Aim:
Pull every line containing "page" from the entries.

Records contained in a dataset:
"""
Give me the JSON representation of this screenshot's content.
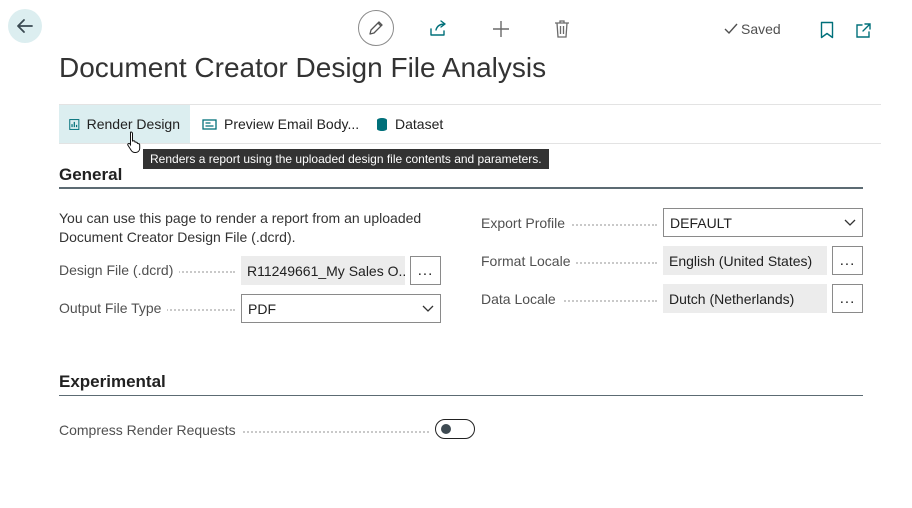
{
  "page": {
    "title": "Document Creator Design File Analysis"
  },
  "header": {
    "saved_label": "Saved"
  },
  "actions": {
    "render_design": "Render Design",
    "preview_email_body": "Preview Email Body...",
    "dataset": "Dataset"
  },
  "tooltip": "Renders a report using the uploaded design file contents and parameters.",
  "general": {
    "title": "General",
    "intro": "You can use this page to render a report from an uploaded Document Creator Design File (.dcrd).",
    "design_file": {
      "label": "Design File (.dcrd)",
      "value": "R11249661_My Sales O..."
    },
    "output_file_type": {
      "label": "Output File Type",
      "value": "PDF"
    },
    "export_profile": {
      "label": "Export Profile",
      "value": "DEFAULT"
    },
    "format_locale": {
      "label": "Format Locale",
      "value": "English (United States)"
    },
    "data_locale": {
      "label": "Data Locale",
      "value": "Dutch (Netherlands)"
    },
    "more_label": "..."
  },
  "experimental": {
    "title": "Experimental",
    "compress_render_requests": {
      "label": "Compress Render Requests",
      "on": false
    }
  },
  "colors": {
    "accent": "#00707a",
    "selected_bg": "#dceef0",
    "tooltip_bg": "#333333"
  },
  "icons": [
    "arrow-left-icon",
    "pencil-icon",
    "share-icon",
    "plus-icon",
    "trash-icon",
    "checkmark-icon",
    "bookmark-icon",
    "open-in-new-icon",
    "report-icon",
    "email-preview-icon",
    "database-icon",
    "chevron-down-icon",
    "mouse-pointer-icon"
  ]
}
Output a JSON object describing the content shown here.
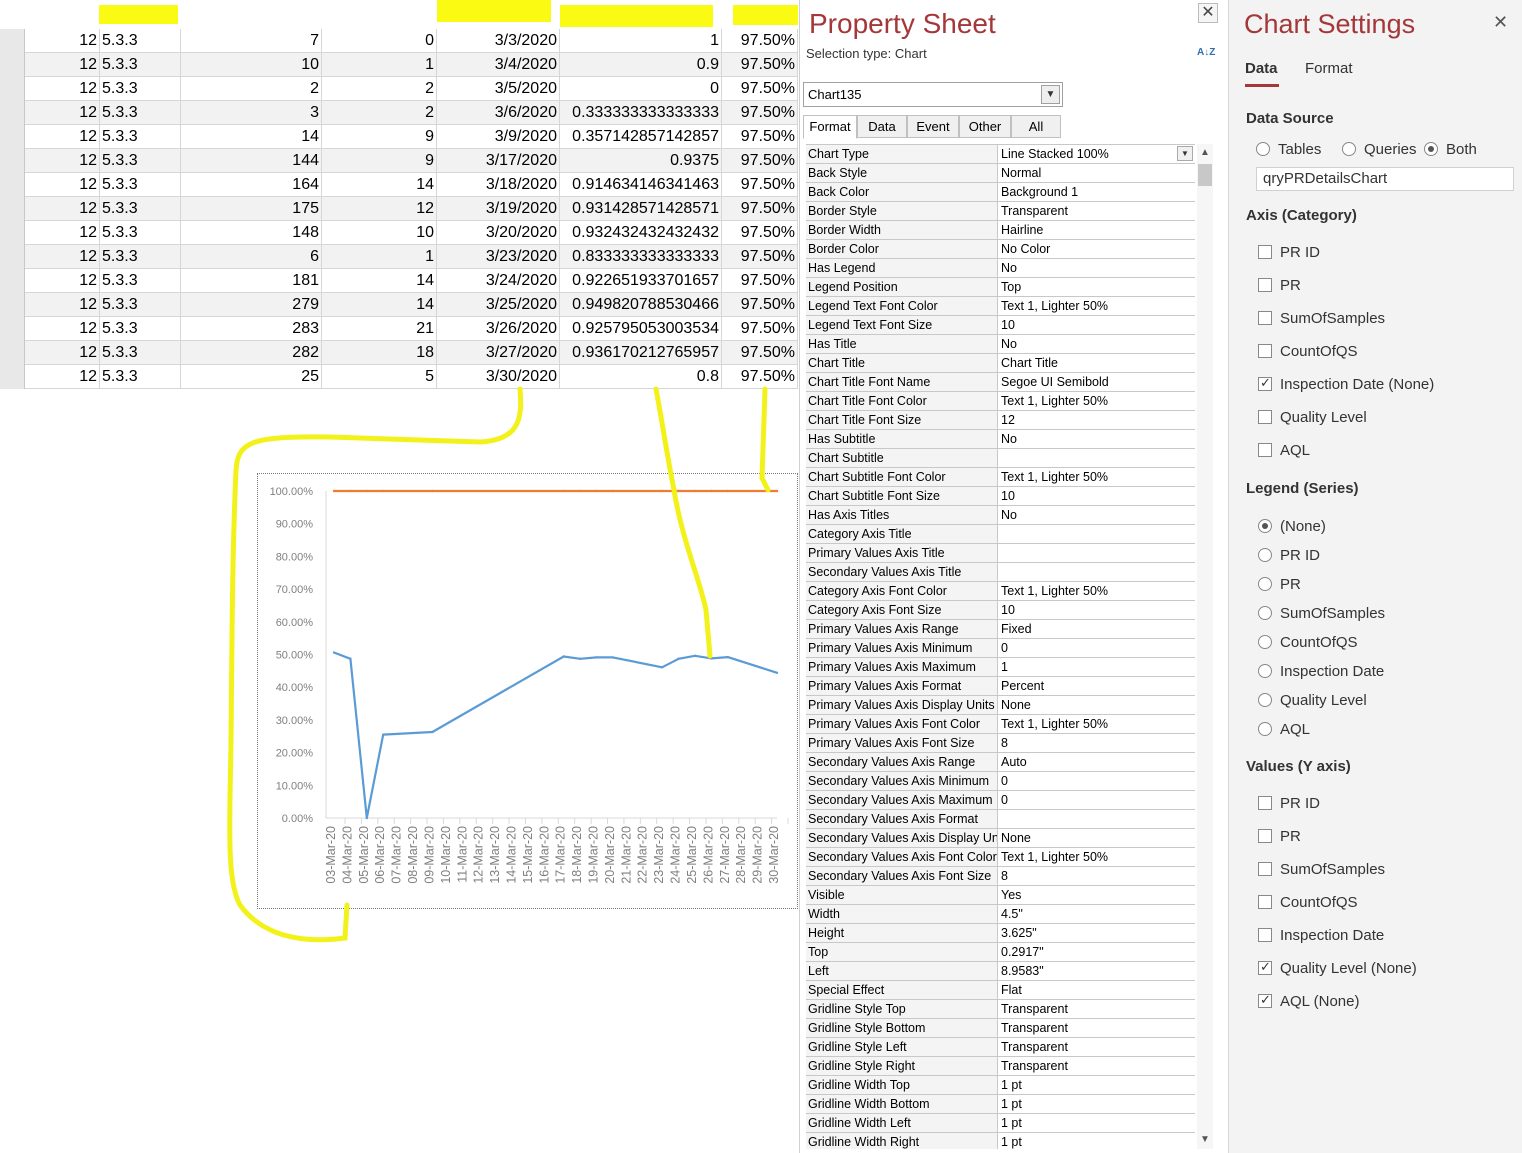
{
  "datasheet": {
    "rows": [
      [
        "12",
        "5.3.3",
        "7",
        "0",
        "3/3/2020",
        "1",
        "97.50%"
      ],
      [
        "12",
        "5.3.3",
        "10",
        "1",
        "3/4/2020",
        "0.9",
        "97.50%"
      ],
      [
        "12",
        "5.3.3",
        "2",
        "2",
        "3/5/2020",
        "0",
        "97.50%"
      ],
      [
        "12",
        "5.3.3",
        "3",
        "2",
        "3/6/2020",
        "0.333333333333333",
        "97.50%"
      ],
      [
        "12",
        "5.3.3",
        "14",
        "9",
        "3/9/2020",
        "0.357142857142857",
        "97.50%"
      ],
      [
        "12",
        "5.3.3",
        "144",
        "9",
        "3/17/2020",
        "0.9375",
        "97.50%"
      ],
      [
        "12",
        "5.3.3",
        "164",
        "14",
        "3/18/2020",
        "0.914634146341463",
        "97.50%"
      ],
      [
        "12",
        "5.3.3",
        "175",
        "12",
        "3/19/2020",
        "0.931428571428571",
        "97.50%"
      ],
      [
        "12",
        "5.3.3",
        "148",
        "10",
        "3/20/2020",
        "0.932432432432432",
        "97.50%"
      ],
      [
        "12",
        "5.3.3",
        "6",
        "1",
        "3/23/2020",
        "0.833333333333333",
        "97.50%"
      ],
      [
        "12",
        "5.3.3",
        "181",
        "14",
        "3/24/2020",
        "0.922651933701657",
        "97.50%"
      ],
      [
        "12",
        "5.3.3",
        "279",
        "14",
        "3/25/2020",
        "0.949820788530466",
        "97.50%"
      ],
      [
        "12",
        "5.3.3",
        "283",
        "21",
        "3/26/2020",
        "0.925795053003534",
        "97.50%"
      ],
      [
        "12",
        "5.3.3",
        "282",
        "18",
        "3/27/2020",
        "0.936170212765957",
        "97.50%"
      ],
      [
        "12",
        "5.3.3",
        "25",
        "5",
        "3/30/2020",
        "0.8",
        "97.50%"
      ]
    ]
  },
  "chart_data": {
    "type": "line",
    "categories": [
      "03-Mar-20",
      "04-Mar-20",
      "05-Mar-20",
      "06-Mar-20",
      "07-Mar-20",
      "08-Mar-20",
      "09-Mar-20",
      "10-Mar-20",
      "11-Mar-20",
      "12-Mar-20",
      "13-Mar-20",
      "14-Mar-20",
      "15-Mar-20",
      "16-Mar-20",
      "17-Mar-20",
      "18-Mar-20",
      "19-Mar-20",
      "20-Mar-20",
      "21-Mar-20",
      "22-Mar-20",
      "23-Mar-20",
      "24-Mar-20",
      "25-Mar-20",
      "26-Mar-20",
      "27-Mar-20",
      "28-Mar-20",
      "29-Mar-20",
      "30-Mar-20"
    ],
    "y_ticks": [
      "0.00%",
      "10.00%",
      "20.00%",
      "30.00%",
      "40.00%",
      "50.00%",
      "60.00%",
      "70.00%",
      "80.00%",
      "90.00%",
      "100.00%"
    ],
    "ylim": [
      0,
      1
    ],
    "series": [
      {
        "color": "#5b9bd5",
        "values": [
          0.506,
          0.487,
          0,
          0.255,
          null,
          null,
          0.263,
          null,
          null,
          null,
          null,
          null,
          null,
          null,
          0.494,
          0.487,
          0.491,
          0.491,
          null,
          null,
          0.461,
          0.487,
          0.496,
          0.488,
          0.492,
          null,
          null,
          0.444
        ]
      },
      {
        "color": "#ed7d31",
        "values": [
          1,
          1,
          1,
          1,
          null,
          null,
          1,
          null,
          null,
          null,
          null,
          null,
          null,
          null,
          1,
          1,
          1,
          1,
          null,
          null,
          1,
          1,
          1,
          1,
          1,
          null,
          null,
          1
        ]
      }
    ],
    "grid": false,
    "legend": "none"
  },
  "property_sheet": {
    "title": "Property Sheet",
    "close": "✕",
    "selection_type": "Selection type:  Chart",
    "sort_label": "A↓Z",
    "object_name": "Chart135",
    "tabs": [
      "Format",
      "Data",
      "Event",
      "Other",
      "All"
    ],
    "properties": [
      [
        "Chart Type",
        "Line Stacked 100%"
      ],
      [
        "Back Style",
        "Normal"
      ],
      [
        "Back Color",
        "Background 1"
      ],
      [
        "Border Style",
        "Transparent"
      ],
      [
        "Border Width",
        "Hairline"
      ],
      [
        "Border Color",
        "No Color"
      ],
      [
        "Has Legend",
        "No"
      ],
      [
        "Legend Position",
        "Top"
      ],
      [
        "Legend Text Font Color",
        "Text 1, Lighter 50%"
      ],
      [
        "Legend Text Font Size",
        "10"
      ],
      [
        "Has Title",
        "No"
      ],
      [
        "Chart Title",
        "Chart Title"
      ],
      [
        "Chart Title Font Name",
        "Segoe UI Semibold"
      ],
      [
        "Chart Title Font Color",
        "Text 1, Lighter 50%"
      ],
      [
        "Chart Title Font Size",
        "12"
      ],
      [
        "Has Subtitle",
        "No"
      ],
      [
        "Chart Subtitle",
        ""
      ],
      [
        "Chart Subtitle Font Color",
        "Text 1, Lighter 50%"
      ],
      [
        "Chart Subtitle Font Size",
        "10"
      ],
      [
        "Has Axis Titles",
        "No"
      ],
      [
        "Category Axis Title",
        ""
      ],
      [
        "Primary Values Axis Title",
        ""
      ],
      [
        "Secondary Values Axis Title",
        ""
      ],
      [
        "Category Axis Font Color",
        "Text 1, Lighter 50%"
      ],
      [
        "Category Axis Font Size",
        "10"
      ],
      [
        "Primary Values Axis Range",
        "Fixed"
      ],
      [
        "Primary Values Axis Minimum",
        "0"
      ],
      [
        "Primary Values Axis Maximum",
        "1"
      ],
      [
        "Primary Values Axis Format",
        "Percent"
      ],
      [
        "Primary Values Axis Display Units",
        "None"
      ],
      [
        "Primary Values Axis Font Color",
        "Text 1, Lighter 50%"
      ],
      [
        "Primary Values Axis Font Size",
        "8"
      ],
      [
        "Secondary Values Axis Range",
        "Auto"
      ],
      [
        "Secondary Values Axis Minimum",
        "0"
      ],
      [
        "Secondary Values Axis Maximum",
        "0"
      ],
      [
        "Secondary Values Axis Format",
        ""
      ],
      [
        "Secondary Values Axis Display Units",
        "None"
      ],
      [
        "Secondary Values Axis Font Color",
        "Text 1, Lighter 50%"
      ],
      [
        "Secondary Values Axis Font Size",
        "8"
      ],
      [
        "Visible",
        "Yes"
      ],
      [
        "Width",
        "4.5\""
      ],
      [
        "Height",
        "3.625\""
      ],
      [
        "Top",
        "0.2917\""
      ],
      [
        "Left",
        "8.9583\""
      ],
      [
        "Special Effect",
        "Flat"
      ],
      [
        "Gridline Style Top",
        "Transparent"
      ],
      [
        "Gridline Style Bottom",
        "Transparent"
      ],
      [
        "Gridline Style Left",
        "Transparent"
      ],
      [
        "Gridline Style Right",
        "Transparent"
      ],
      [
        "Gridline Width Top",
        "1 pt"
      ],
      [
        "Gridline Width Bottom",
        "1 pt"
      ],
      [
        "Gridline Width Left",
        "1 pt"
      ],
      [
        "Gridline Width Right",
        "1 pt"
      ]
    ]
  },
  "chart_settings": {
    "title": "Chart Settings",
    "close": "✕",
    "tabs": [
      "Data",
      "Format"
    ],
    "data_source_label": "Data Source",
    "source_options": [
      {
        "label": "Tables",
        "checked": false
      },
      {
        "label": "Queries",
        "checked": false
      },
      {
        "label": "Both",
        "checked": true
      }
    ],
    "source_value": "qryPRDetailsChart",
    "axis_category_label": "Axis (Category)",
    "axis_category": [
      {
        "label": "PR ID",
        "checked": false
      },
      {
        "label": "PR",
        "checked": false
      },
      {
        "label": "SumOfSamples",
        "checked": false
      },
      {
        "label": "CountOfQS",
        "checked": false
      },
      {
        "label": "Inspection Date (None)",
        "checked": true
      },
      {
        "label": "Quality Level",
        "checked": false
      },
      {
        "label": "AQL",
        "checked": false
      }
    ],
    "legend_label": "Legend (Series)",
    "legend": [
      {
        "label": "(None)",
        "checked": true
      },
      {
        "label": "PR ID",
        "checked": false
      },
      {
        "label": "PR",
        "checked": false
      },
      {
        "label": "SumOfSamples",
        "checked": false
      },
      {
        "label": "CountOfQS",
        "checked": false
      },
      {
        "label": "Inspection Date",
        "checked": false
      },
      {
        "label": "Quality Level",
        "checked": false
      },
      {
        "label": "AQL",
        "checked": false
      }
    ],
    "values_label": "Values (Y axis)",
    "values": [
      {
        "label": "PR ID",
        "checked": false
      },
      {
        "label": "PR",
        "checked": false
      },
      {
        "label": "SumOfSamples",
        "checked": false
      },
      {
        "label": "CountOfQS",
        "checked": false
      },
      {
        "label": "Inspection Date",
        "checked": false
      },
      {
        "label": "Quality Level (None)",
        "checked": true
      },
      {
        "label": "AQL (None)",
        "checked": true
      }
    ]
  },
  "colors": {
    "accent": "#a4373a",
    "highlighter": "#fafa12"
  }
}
"""
"""
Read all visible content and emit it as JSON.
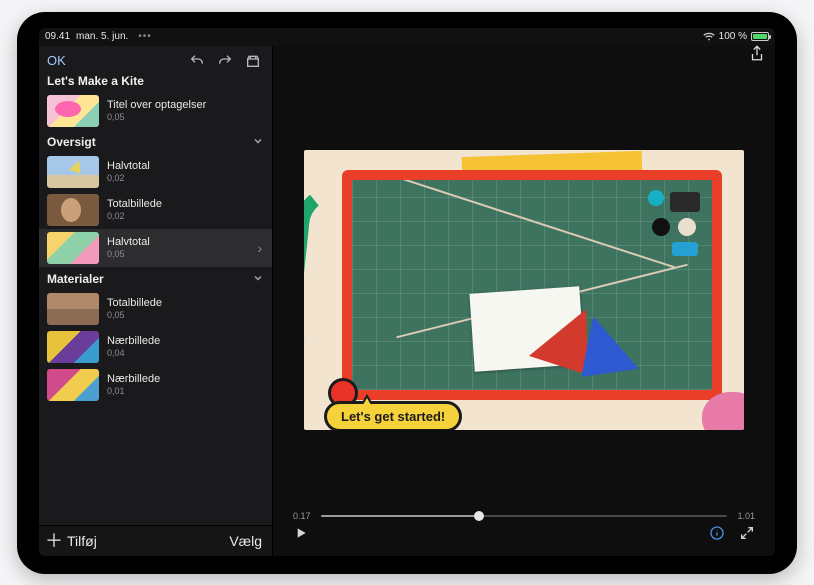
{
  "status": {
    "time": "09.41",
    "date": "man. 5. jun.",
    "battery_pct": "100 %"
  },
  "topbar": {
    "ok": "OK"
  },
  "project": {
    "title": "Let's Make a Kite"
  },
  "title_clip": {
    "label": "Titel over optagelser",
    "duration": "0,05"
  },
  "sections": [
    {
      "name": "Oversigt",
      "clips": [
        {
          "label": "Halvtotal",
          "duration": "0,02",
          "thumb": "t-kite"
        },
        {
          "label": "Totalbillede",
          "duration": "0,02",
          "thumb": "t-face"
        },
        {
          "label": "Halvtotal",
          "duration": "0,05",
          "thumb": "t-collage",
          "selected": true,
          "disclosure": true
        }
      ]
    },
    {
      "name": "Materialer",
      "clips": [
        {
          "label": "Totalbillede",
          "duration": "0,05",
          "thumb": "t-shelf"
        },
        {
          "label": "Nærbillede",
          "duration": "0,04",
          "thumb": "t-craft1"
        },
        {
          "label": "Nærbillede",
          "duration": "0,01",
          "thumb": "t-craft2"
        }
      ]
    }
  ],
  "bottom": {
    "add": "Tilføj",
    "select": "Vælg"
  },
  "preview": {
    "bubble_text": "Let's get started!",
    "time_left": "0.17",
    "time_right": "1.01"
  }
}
"""
Answer for the task:
  "page": {
    "intro": "You can use this page to render a report from an uploaded Document Creator Design File (.dcrd).",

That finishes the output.